--- Task prompt ---
Reproduce the material verbatim, from its first line through the line containing "curve (96, 176, 368, 187)", with both of those lines included.

--- Input records ---
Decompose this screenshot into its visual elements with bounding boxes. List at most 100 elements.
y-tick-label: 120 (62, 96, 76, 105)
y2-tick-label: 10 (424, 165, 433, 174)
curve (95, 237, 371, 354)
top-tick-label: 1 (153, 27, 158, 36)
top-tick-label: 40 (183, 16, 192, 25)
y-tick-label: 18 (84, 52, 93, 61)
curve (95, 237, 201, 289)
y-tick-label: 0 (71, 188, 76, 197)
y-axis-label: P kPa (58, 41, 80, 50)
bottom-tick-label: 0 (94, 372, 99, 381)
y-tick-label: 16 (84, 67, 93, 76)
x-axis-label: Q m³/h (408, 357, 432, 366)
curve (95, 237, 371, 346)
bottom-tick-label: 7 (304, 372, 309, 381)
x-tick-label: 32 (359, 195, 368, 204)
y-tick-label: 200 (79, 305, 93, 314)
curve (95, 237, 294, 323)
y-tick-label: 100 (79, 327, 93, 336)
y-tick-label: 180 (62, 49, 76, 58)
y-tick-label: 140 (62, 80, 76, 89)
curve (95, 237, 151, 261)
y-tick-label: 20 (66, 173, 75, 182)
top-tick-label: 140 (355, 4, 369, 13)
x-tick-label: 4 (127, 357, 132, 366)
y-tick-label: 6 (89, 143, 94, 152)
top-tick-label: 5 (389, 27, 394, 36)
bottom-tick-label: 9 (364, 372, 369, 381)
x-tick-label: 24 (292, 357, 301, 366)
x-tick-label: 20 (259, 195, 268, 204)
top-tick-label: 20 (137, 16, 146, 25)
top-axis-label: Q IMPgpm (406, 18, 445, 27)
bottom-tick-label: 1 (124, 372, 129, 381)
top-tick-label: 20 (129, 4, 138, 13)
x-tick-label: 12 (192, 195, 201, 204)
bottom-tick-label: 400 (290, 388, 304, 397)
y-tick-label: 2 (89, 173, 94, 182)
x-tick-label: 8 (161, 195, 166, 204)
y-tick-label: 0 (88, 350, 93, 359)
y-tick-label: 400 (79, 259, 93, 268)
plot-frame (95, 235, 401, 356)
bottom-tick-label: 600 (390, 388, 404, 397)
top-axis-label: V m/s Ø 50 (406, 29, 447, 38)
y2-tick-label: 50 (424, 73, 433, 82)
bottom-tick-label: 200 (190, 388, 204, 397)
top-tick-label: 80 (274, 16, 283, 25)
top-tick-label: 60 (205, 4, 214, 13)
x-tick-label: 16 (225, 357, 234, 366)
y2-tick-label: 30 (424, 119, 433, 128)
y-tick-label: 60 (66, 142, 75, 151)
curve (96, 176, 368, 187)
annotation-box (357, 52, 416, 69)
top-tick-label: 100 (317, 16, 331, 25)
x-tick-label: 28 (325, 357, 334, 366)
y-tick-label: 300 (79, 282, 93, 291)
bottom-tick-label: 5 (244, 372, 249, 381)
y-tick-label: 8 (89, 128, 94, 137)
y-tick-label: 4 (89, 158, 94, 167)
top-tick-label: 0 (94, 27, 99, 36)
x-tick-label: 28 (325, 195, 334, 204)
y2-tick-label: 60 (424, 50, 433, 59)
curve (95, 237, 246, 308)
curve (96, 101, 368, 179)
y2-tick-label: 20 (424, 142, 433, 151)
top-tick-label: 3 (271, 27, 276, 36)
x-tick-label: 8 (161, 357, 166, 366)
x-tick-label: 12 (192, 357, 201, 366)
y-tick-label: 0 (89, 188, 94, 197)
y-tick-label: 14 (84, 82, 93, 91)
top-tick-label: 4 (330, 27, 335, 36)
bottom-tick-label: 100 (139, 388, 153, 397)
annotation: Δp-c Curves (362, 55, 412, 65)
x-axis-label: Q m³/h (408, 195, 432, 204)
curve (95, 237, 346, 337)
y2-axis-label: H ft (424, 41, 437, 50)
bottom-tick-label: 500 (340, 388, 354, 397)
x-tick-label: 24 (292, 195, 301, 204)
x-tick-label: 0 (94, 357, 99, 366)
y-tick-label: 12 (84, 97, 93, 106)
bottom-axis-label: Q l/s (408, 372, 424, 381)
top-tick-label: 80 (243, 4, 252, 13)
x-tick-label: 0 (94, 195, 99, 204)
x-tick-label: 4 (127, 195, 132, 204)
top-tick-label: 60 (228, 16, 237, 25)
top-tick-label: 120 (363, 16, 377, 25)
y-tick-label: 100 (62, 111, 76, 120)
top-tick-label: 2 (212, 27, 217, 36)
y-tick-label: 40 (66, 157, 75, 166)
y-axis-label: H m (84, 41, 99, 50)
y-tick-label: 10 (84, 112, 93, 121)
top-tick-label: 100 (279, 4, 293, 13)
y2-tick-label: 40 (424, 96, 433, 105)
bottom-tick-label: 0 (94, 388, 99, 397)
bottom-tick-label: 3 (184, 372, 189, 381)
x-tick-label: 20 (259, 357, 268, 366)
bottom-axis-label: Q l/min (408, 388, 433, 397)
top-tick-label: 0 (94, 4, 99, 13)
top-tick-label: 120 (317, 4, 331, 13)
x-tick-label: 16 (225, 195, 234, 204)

--- The result ---
Decompose this screenshot into its visual elements with bounding boxes. List at most 100 elements.
y-tick-label: 120 (62, 96, 76, 105)
y2-tick-label: 10 (424, 165, 433, 174)
curve (95, 237, 371, 354)
top-tick-label: 1 (153, 27, 158, 36)
top-tick-label: 40 (183, 16, 192, 25)
y-tick-label: 18 (84, 52, 93, 61)
curve (95, 237, 201, 289)
y-tick-label: 0 (71, 188, 76, 197)
y-axis-label: P kPa (58, 41, 80, 50)
bottom-tick-label: 0 (94, 372, 99, 381)
y-tick-label: 16 (84, 67, 93, 76)
x-axis-label: Q m³/h (408, 357, 432, 366)
curve (95, 237, 371, 346)
bottom-tick-label: 7 (304, 372, 309, 381)
x-tick-label: 32 (359, 195, 368, 204)
y-tick-label: 200 (79, 305, 93, 314)
curve (95, 237, 294, 323)
y-tick-label: 100 (79, 327, 93, 336)
y-tick-label: 180 (62, 49, 76, 58)
y-tick-label: 140 (62, 80, 76, 89)
curve (95, 237, 151, 261)
y-tick-label: 20 (66, 173, 75, 182)
top-tick-label: 140 (355, 4, 369, 13)
x-tick-label: 4 (127, 357, 132, 366)
y-tick-label: 6 (89, 143, 94, 152)
top-tick-label: 5 (389, 27, 394, 36)
bottom-tick-label: 9 (364, 372, 369, 381)
x-tick-label: 24 (292, 357, 301, 366)
x-tick-label: 20 (259, 195, 268, 204)
top-tick-label: 20 (137, 16, 146, 25)
top-axis-label: Q IMPgpm (406, 18, 445, 27)
bottom-tick-label: 1 (124, 372, 129, 381)
top-tick-label: 20 (129, 4, 138, 13)
x-tick-label: 12 (192, 195, 201, 204)
bottom-tick-label: 400 (290, 388, 304, 397)
y-tick-label: 2 (89, 173, 94, 182)
x-tick-label: 8 (161, 195, 166, 204)
y-tick-label: 0 (88, 350, 93, 359)
y-tick-label: 400 (79, 259, 93, 268)
plot-frame (95, 235, 401, 356)
bottom-tick-label: 600 (390, 388, 404, 397)
top-axis-label: V m/s Ø 50 (406, 29, 447, 38)
y2-tick-label: 50 (424, 73, 433, 82)
bottom-tick-label: 200 (190, 388, 204, 397)
top-tick-label: 80 (274, 16, 283, 25)
top-tick-label: 60 (205, 4, 214, 13)
x-tick-label: 16 (225, 357, 234, 366)
y2-tick-label: 30 (424, 119, 433, 128)
y-tick-label: 60 (66, 142, 75, 151)
curve (96, 176, 368, 187)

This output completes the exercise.